▼
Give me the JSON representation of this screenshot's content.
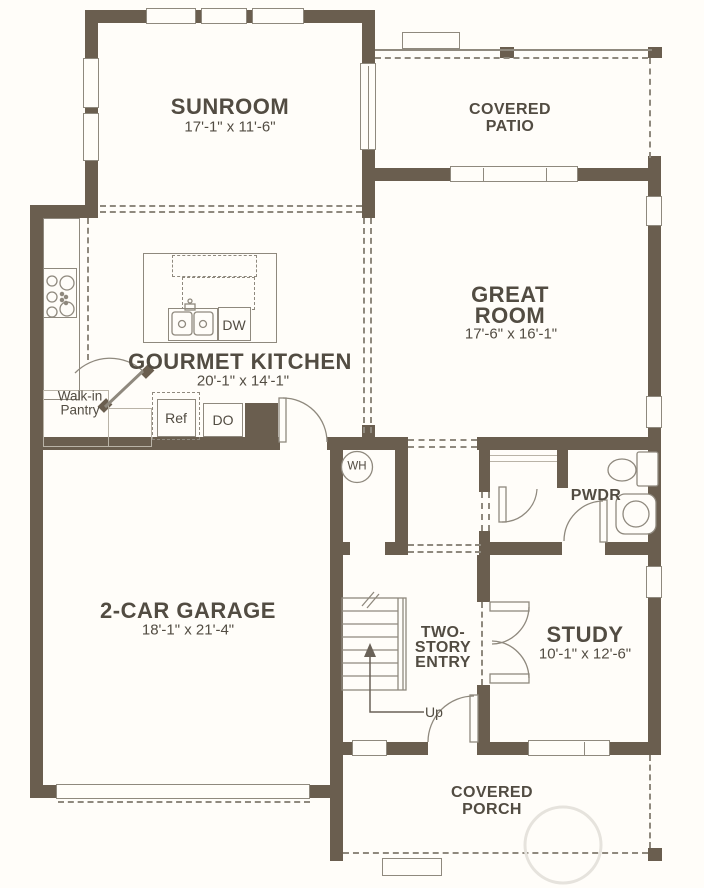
{
  "colors": {
    "wall": "#6a5e4f",
    "thin_line": "#8f897e",
    "text": "#524c42",
    "background": "#fffdf9"
  },
  "rooms": {
    "sunroom": {
      "label": "SUNROOM",
      "dims": "17'-1\" x 11'-6\""
    },
    "covered_patio": {
      "label_line1": "COVERED",
      "label_line2": "PATIO"
    },
    "great_room": {
      "label_line1": "GREAT",
      "label_line2": "ROOM",
      "dims": "17'-6\" x 16'-1\""
    },
    "gourmet_kitchen": {
      "label": "GOURMET KITCHEN",
      "dims": "20'-1\" x 14'-1\""
    },
    "walk_in_pantry": {
      "label_line1": "Walk-in",
      "label_line2": "Pantry"
    },
    "garage": {
      "label": "2-CAR GARAGE",
      "dims": "18'-1\" x 21'-4\""
    },
    "two_story_entry": {
      "label_line1": "TWO-",
      "label_line2": "STORY",
      "label_line3": "ENTRY"
    },
    "study": {
      "label": "STUDY",
      "dims": "10'-1\" x 12'-6\""
    },
    "powder_room": {
      "label": "PWDR"
    },
    "covered_porch": {
      "label_line1": "COVERED",
      "label_line2": "PORCH"
    }
  },
  "fixtures": {
    "refrigerator": "Ref",
    "double_oven": "DO",
    "dishwasher": "DW",
    "water_heater": "WH",
    "stairs_direction": "Up"
  }
}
▲
Every entry must be reproduced exactly, with the images left out.

## [SOLUTION TO THIS PROBLEM]
Give me the JSON representation of this screenshot's content.
{
  "colors": {
    "wall": "#6a5e4f",
    "thin_line": "#8f897e",
    "text": "#524c42",
    "background": "#fffdf9"
  },
  "rooms": {
    "sunroom": {
      "label": "SUNROOM",
      "dims": "17'-1\" x 11'-6\""
    },
    "covered_patio": {
      "label_line1": "COVERED",
      "label_line2": "PATIO"
    },
    "great_room": {
      "label_line1": "GREAT",
      "label_line2": "ROOM",
      "dims": "17'-6\" x 16'-1\""
    },
    "gourmet_kitchen": {
      "label": "GOURMET KITCHEN",
      "dims": "20'-1\" x 14'-1\""
    },
    "walk_in_pantry": {
      "label_line1": "Walk-in",
      "label_line2": "Pantry"
    },
    "garage": {
      "label": "2-CAR GARAGE",
      "dims": "18'-1\" x 21'-4\""
    },
    "two_story_entry": {
      "label_line1": "TWO-",
      "label_line2": "STORY",
      "label_line3": "ENTRY"
    },
    "study": {
      "label": "STUDY",
      "dims": "10'-1\" x 12'-6\""
    },
    "powder_room": {
      "label": "PWDR"
    },
    "covered_porch": {
      "label_line1": "COVERED",
      "label_line2": "PORCH"
    }
  },
  "fixtures": {
    "refrigerator": "Ref",
    "double_oven": "DO",
    "dishwasher": "DW",
    "water_heater": "WH",
    "stairs_direction": "Up"
  }
}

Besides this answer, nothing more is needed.